◆ Given request:
Search the records for "this". Copy every line where it appears.

◆ Given data:
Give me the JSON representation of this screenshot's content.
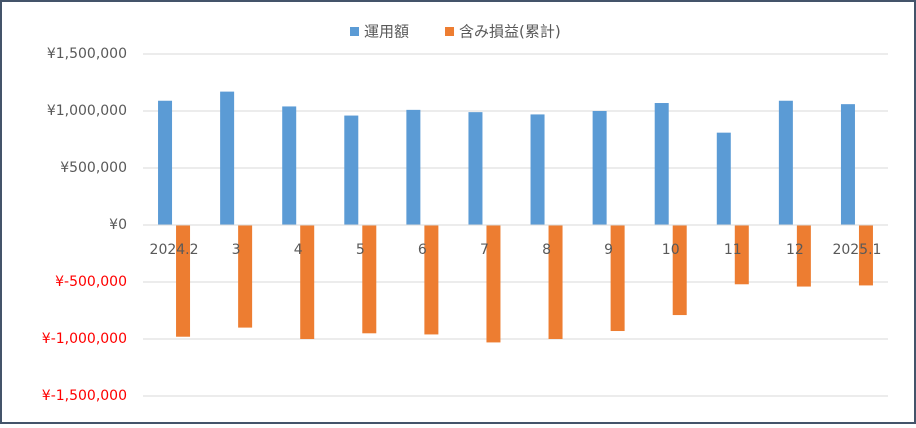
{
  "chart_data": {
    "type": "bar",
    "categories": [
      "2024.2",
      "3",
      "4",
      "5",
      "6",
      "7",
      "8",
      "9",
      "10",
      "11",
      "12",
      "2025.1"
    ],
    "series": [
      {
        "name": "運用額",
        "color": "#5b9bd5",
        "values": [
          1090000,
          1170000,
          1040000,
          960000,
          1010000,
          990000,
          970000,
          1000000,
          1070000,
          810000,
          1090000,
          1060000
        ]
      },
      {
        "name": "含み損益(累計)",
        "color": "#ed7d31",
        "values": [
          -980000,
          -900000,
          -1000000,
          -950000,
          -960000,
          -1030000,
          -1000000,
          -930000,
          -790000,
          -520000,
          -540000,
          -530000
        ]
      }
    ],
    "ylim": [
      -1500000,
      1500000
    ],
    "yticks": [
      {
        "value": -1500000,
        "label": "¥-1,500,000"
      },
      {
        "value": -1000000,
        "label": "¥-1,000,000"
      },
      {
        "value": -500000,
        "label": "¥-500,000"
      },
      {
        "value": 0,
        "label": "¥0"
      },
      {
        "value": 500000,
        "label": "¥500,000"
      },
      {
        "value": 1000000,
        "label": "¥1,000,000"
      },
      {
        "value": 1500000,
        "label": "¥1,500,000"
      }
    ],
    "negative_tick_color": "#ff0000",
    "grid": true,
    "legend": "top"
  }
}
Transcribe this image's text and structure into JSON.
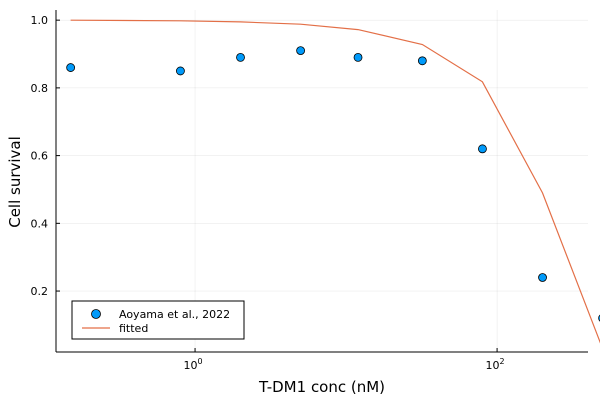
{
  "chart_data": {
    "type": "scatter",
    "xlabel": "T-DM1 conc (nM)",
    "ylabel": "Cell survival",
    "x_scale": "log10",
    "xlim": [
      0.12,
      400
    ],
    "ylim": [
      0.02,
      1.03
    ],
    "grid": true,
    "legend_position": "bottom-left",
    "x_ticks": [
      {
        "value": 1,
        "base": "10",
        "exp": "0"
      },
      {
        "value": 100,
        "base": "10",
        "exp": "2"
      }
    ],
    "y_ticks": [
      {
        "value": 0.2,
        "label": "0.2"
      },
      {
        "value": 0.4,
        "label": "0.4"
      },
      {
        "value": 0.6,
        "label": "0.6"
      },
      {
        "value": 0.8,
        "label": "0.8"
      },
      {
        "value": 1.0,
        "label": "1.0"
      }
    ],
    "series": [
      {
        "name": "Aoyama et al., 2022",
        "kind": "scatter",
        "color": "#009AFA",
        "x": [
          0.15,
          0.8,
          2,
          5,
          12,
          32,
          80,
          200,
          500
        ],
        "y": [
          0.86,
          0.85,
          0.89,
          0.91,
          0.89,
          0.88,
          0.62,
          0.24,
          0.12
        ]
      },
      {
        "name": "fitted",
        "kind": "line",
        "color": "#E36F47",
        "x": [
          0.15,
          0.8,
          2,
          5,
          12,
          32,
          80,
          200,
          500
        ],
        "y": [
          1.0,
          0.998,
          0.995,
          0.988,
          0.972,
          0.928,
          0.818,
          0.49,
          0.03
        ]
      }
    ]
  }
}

==

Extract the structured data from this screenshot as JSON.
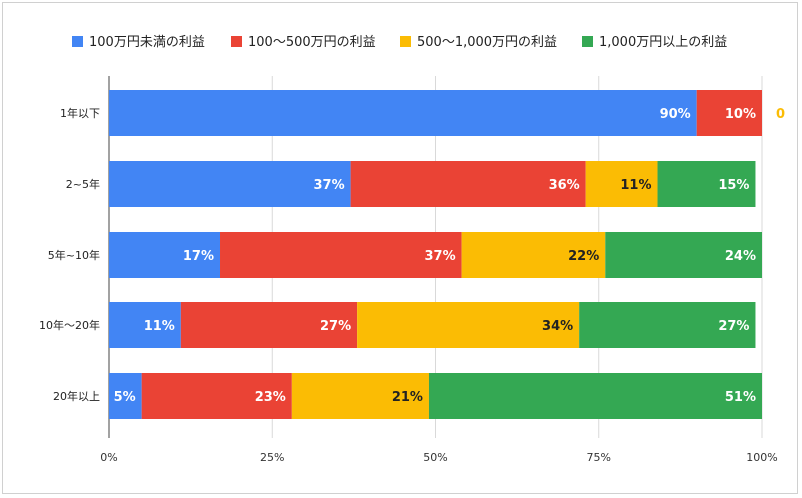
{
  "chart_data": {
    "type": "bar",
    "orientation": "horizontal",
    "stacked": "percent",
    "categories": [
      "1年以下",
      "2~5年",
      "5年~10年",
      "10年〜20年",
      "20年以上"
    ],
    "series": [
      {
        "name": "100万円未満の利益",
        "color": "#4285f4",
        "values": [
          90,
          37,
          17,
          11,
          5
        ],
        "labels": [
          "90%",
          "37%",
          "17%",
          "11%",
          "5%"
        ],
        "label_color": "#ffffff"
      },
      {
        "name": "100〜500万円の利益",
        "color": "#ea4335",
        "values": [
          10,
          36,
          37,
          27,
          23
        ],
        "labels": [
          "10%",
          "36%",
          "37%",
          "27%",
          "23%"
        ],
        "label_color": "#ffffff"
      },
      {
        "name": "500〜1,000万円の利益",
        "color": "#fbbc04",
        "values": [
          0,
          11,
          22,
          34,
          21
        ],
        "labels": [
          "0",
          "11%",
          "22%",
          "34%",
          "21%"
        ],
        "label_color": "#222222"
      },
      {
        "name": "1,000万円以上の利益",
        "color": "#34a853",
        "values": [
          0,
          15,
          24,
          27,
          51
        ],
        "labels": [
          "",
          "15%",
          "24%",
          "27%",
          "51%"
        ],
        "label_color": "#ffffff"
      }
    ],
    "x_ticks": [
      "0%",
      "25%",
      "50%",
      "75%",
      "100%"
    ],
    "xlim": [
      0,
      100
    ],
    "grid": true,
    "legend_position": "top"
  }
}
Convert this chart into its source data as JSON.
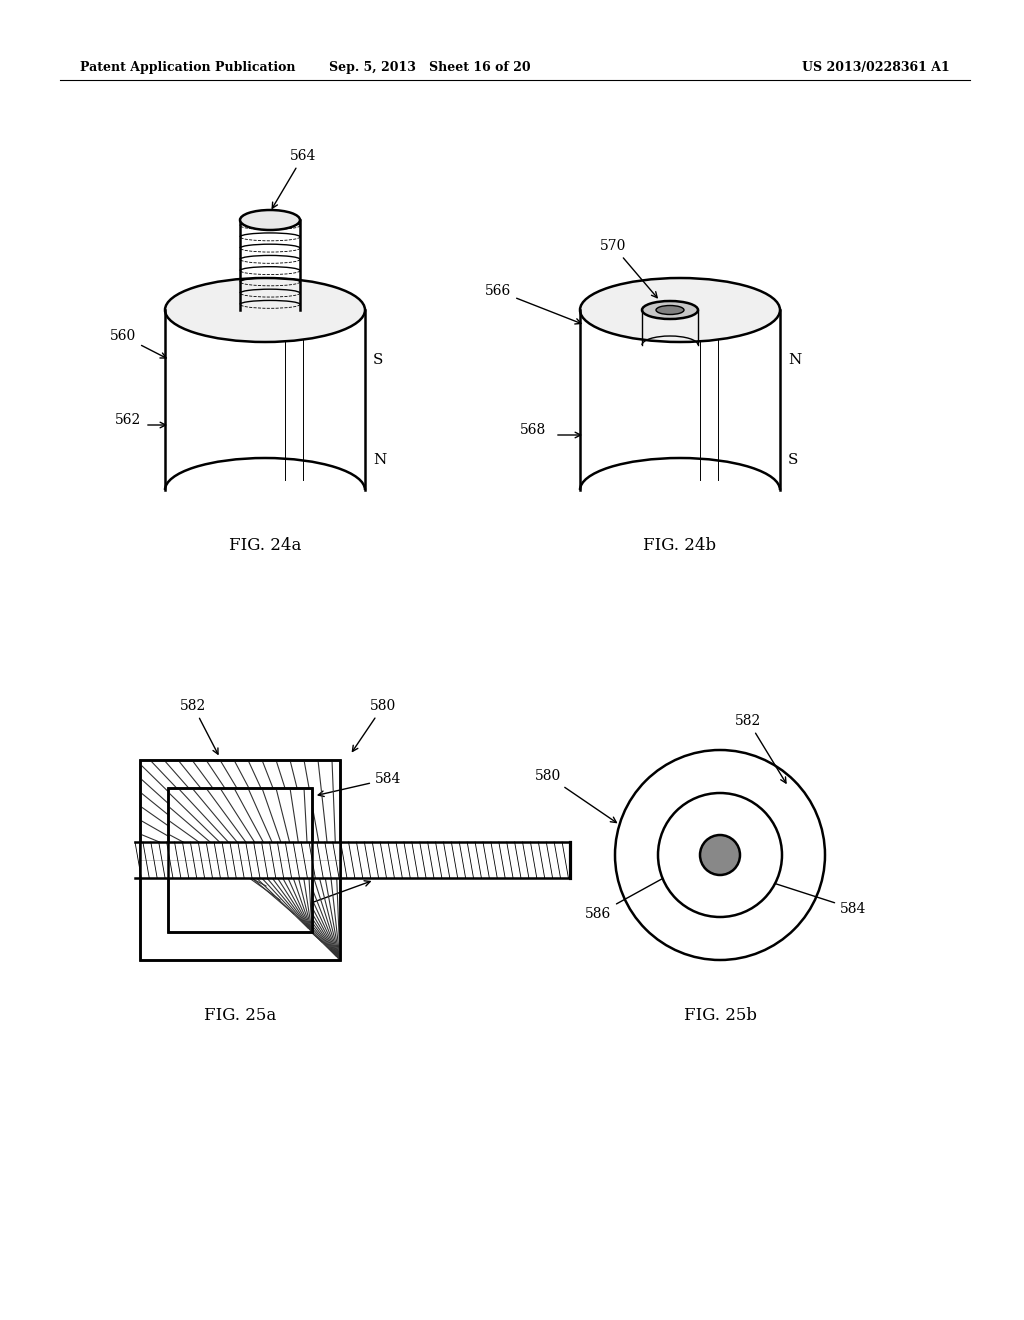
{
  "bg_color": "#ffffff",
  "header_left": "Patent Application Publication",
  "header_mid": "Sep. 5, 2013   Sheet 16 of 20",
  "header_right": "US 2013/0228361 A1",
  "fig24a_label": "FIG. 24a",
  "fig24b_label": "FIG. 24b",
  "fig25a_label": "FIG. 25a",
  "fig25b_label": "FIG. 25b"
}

◆ Completed exercise:
Give me the JSON representation of this screenshot's content.
Transcribe this image's text and structure into JSON.
Extract the structured data from this screenshot as JSON.
Convert this chart into its source data as JSON.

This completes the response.